(Records contained in a dataset)
▶
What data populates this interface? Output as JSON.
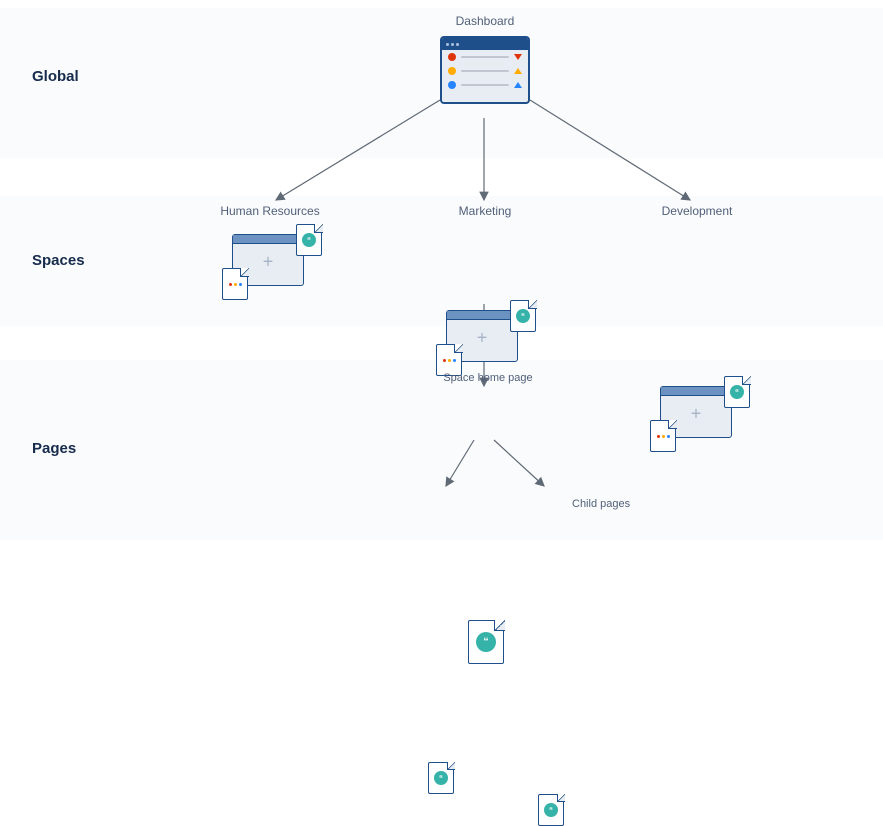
{
  "tiers": {
    "global": {
      "label": "Global"
    },
    "spaces": {
      "label": "Spaces"
    },
    "pages": {
      "label": "Pages"
    }
  },
  "dashboard": {
    "label": "Dashboard"
  },
  "spaces_list": [
    {
      "label": "Human Resources"
    },
    {
      "label": "Marketing"
    },
    {
      "label": "Development"
    }
  ],
  "page_hierarchy": {
    "home_label": "Space home page",
    "child_label": "Child pages"
  },
  "colors": {
    "frame": "#1e4f8b",
    "teal": "#36b3a8",
    "red": "#de350b",
    "yellow": "#ffab00",
    "blue": "#2684ff"
  }
}
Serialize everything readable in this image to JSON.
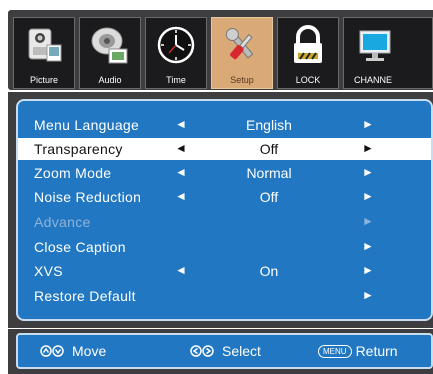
{
  "tabs": [
    {
      "label": "Picture",
      "icon": "picture-camera-icon",
      "active": false
    },
    {
      "label": "Audio",
      "icon": "audio-speaker-icon",
      "active": false
    },
    {
      "label": "Time",
      "icon": "clock-icon",
      "active": false
    },
    {
      "label": "Setup",
      "icon": "setup-tools-icon",
      "active": true
    },
    {
      "label": "LOCK",
      "icon": "lock-icon",
      "active": false
    },
    {
      "label": "CHANNE",
      "icon": "channel-monitor-icon",
      "active": false
    }
  ],
  "menu": {
    "items": [
      {
        "label": "Menu Language",
        "value": "English",
        "left_arrow": "◄",
        "right_arrow": "►",
        "selected": false,
        "disabled": false
      },
      {
        "label": "Transparency",
        "value": "Off",
        "left_arrow": "◄",
        "right_arrow": "►",
        "selected": true,
        "disabled": false
      },
      {
        "label": "Zoom Mode",
        "value": "Normal",
        "left_arrow": "◄",
        "right_arrow": "►",
        "selected": false,
        "disabled": false
      },
      {
        "label": "Noise Reduction",
        "value": "Off",
        "left_arrow": "◄",
        "right_arrow": "►",
        "selected": false,
        "disabled": false
      },
      {
        "label": "Advance",
        "value": "",
        "left_arrow": "",
        "right_arrow": "►",
        "selected": false,
        "disabled": true
      },
      {
        "label": "Close Caption",
        "value": "",
        "left_arrow": "",
        "right_arrow": "►",
        "selected": false,
        "disabled": false
      },
      {
        "label": "XVS",
        "value": "On",
        "left_arrow": "◄",
        "right_arrow": "►",
        "selected": false,
        "disabled": false
      },
      {
        "label": "Restore Default",
        "value": "",
        "left_arrow": "",
        "right_arrow": "►",
        "selected": false,
        "disabled": false
      }
    ]
  },
  "help": {
    "move_label": "Move",
    "select_label": "Select",
    "menu_key": "MENU",
    "return_label": "Return"
  },
  "colors": {
    "panel_blue": "#2177c2",
    "frame_gray": "#3e3e40",
    "active_tab": "#d9a977"
  }
}
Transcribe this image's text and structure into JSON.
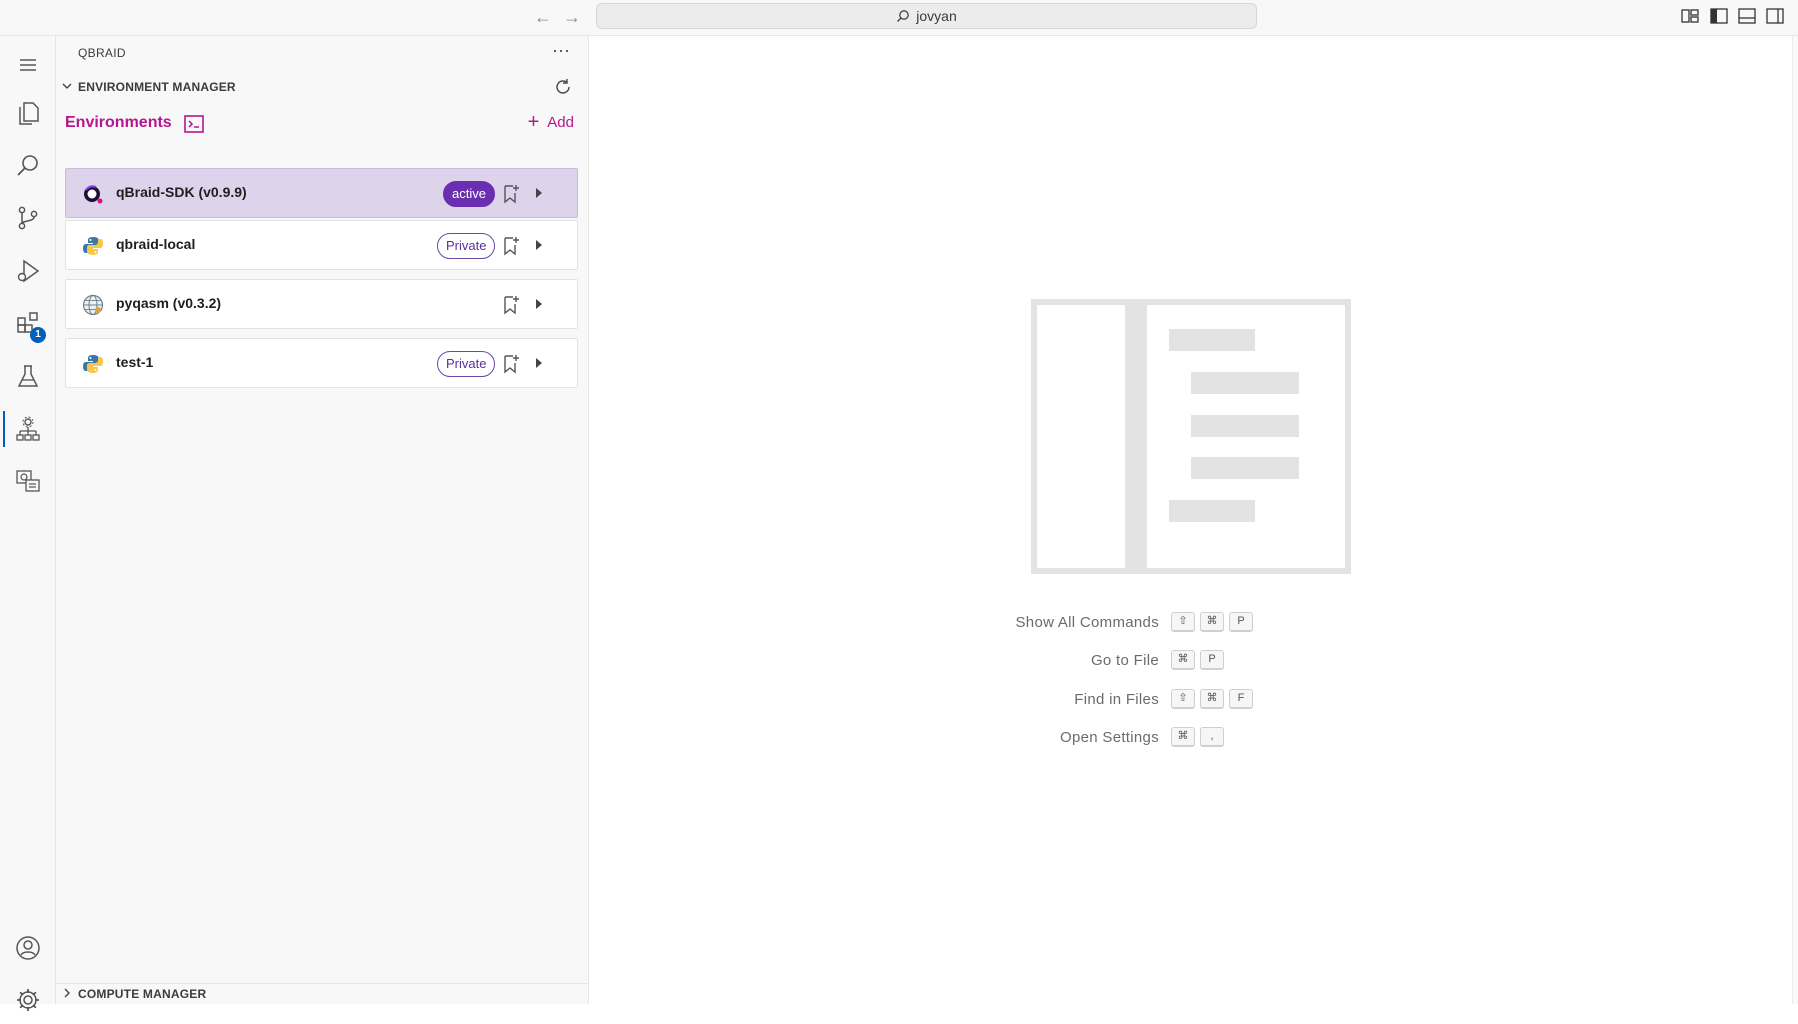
{
  "titlebar": {
    "back_icon": "arrow-left-icon",
    "forward_icon": "arrow-right-icon",
    "search_text": "jovyan",
    "layout_buttons": [
      "customize-layout-icon",
      "toggle-primary-sidebar-icon",
      "toggle-panel-icon",
      "toggle-secondary-sidebar-icon"
    ]
  },
  "activitybar": {
    "items": [
      "menu-icon",
      "explorer-icon",
      "search-icon",
      "source-control-icon",
      "run-debug-icon",
      "extensions-icon",
      "testing-icon",
      "qbraid-env-icon",
      "quantum-devices-icon"
    ],
    "extensions_badge": "1",
    "bottom_items": [
      "account-icon",
      "settings-gear-icon"
    ]
  },
  "sidebar": {
    "title": "QBRAID",
    "more_label": "···",
    "env_section": "ENVIRONMENT MANAGER",
    "environments_title": "Environments",
    "add_label": "Add",
    "compute_section": "COMPUTE MANAGER",
    "environments": [
      {
        "name": "qBraid-SDK (v0.9.9)",
        "tag": "active",
        "icon": "qbraid-logo-icon"
      },
      {
        "name": "qbraid-local",
        "tag": "Private",
        "icon": "python-icon"
      },
      {
        "name": "pyqasm (v0.3.2)",
        "tag": "",
        "icon": "pyqasm-icon"
      },
      {
        "name": "test-1",
        "tag": "Private",
        "icon": "python-icon"
      }
    ]
  },
  "editor": {
    "shortcuts": [
      {
        "label": "Show All Commands",
        "keys": [
          "⇧",
          "⌘",
          "P"
        ]
      },
      {
        "label": "Go to File",
        "keys": [
          "⌘",
          "P"
        ]
      },
      {
        "label": "Find in Files",
        "keys": [
          "⇧",
          "⌘",
          "F"
        ]
      },
      {
        "label": "Open Settings",
        "keys": [
          "⌘",
          ","
        ]
      }
    ]
  },
  "colors": {
    "accent_magenta": "#b5168f",
    "active_pill": "#6a2fb0",
    "active_card": "#ddd3ea",
    "activity_indicator": "#005fb8"
  }
}
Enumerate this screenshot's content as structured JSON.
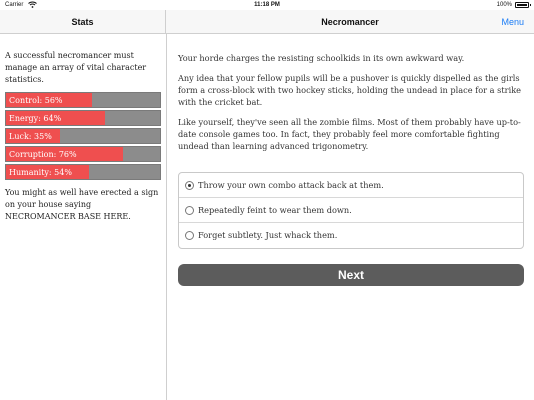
{
  "status_bar": {
    "carrier": "Carrier",
    "time": "11:18 PM",
    "battery": "100%",
    "wifi_icon": "wifi-icon",
    "battery_icon": "battery-icon"
  },
  "stats_panel": {
    "title": "Stats",
    "intro": "A successful necromancer must manage an array of vital character statistics.",
    "bars": [
      {
        "label": "Control: 56%",
        "value": 56
      },
      {
        "label": "Energy: 64%",
        "value": 64
      },
      {
        "label": "Luck: 35%",
        "value": 35
      },
      {
        "label": "Corruption: 76%",
        "value": 76
      },
      {
        "label": "Humanity: 54%",
        "value": 54
      }
    ],
    "outro": "You might as well have erected a sign on your house saying NECROMANCER BASE HERE."
  },
  "main": {
    "title": "Necromancer",
    "menu_label": "Menu",
    "paragraphs": [
      "Your horde charges the resisting schoolkids in its own awkward way.",
      "Any idea that your fellow pupils will be a pushover is quickly dispelled as the girls form a cross-block with two hockey sticks, holding the undead in place for a strike with the cricket bat.",
      "Like yourself, they've seen all the zombie films. Most of them probably have up-to-date console games too. In fact, they probably feel more comfortable fighting undead than learning advanced trigonometry."
    ],
    "choices": [
      {
        "label": "Throw your own combo attack back at them.",
        "selected": true
      },
      {
        "label": "Repeatedly feint to wear them down.",
        "selected": false
      },
      {
        "label": "Forget subtlety. Just whack them.",
        "selected": false
      }
    ],
    "next_label": "Next"
  },
  "colors": {
    "bar_fill": "#ef4f4f",
    "bar_track": "#8c8c8c",
    "accent": "#1a7cf6",
    "button": "#5c5c5c"
  }
}
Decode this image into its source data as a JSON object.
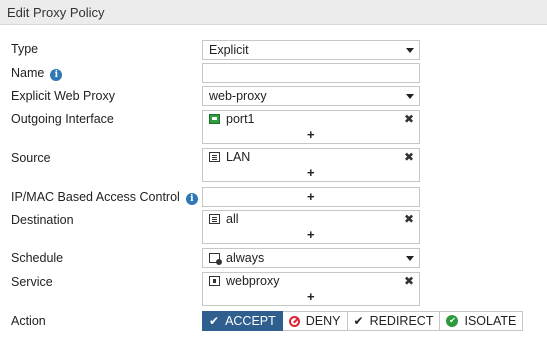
{
  "header": {
    "title": "Edit Proxy Policy"
  },
  "form": {
    "type": {
      "label": "Type",
      "value": "Explicit"
    },
    "name": {
      "label": "Name",
      "value": ""
    },
    "explicit_web_proxy": {
      "label": "Explicit Web Proxy",
      "value": "web-proxy"
    },
    "outgoing_interface": {
      "label": "Outgoing Interface",
      "entry": "port1"
    },
    "source": {
      "label": "Source",
      "entry": "LAN"
    },
    "ipmac_access_control": {
      "label": "IP/MAC Based Access Control"
    },
    "destination": {
      "label": "Destination",
      "entry": "all"
    },
    "schedule": {
      "label": "Schedule",
      "value": "always"
    },
    "service": {
      "label": "Service",
      "entry": "webproxy"
    },
    "action": {
      "label": "Action",
      "options": [
        "ACCEPT",
        "DENY",
        "REDIRECT",
        "ISOLATE"
      ],
      "selected": "ACCEPT"
    },
    "plus_symbol": "+",
    "remove_symbol": "✖",
    "info_symbol": "i"
  },
  "colors": {
    "accent": "#2f5f8e",
    "info": "#2f77b7",
    "deny": "#dd2233",
    "isolate": "#2e9a3e"
  }
}
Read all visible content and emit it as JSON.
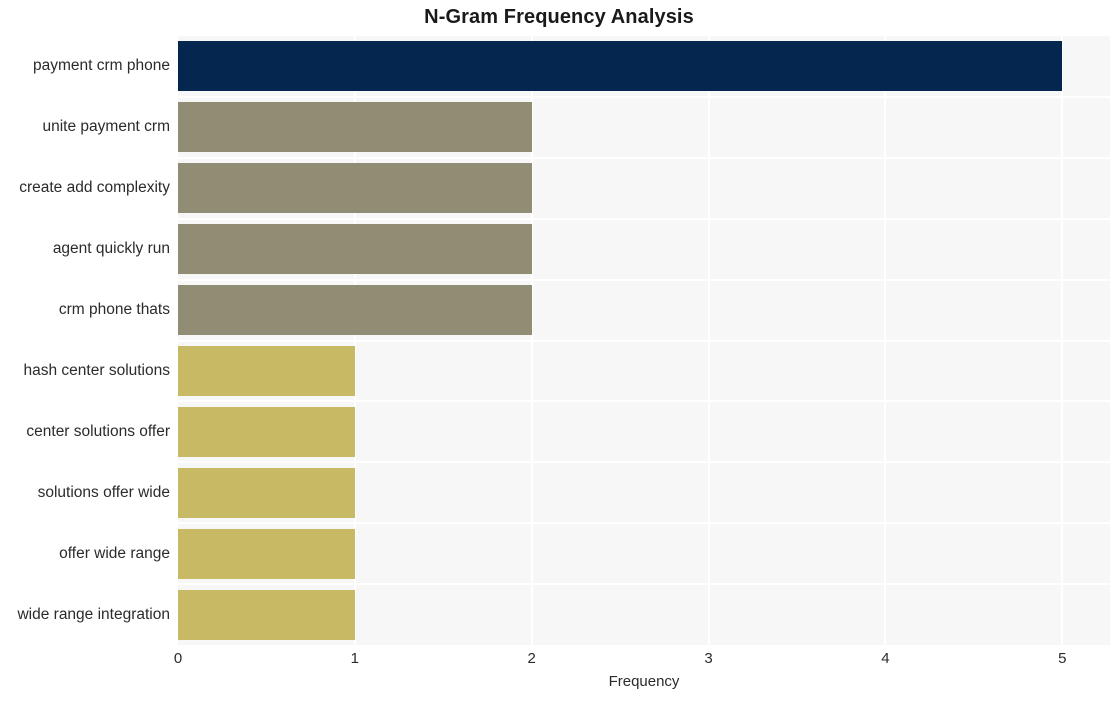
{
  "chart_data": {
    "type": "bar",
    "orientation": "horizontal",
    "title": "N-Gram Frequency Analysis",
    "xlabel": "Frequency",
    "ylabel": "",
    "categories": [
      "payment crm phone",
      "unite payment crm",
      "create add complexity",
      "agent quickly run",
      "crm phone thats",
      "hash center solutions",
      "center solutions offer",
      "solutions offer wide",
      "offer wide range",
      "wide range integration"
    ],
    "values": [
      5,
      2,
      2,
      2,
      2,
      1,
      1,
      1,
      1,
      1
    ],
    "bar_colors": [
      "#04264f",
      "#918c74",
      "#918c74",
      "#918c74",
      "#918c74",
      "#c8b964",
      "#c8b964",
      "#c8b964",
      "#c8b964",
      "#c8b964"
    ],
    "xlim": [
      0,
      5.27
    ],
    "xticks": [
      0,
      1,
      2,
      3,
      4,
      5
    ],
    "xtick_labels": [
      "0",
      "1",
      "2",
      "3",
      "4",
      "5"
    ],
    "grid": true,
    "grid_color": "#ffffff",
    "legend": "none",
    "plot_background": "#f7f7f8",
    "figure_background": "#ffffff",
    "title_color": "#1a1a1a",
    "tick_color": "#2b2b2b"
  }
}
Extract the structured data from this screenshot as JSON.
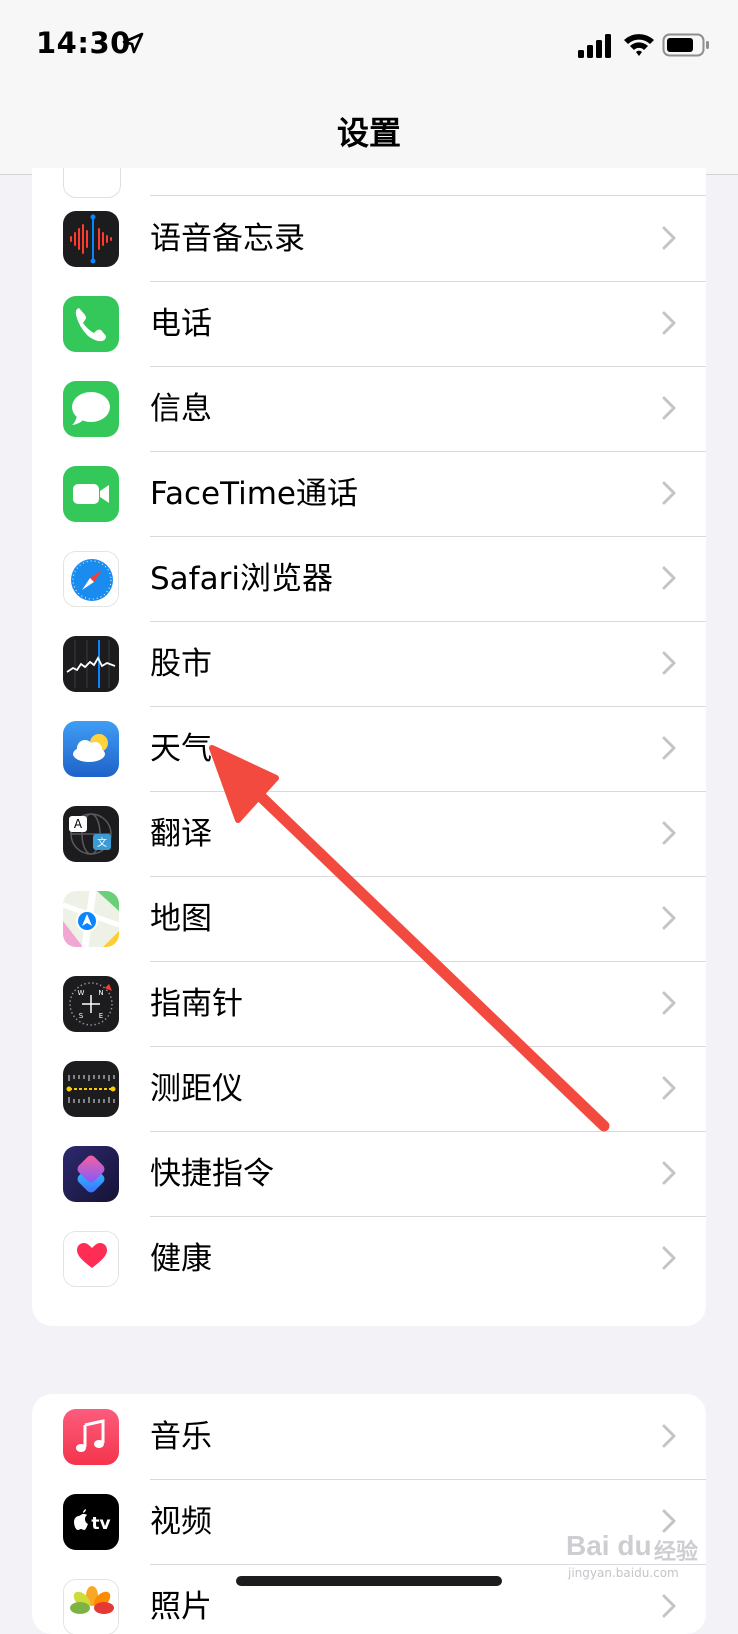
◀
▶ THE TASK: With pictures left out, repeat exactly the lines from the line bearing "Read all visible content and emit it as JSON." through the final line of the records above.

▶ IN RESPONSE:
Read all visible content and emit it as JSON.
{
  "chart_data": {
    "type": "bar",
    "orientation": "horizontal",
    "title": "N-Gram Frequency Analysis",
    "xlabel": "Frequency",
    "ylabel": "",
    "categories": [
      "payment crm phone",
      "unite payment crm",
      "create add complexity",
      "agent quickly run",
      "crm phone thats",
      "hash center solutions",
      "center solutions offer",
      "solutions offer wide",
      "offer wide range",
      "wide range integration"
    ],
    "values": [
      5,
      2,
      2,
      2,
      2,
      1,
      1,
      1,
      1,
      1
    ],
    "bar_colors": [
      "#04264f",
      "#918c74",
      "#918c74",
      "#918c74",
      "#918c74",
      "#c8b964",
      "#c8b964",
      "#c8b964",
      "#c8b964",
      "#c8b964"
    ],
    "xlim": [
      0,
      5.27
    ],
    "xticks": [
      0,
      1,
      2,
      3,
      4,
      5
    ],
    "xtick_labels": [
      "0",
      "1",
      "2",
      "3",
      "4",
      "5"
    ],
    "grid": true,
    "grid_color": "#ffffff",
    "legend": "none",
    "plot_background": "#f7f7f8",
    "figure_background": "#ffffff",
    "title_color": "#1a1a1a",
    "tick_color": "#2b2b2b"
  }
}
Extract the structured data from this screenshot as JSON.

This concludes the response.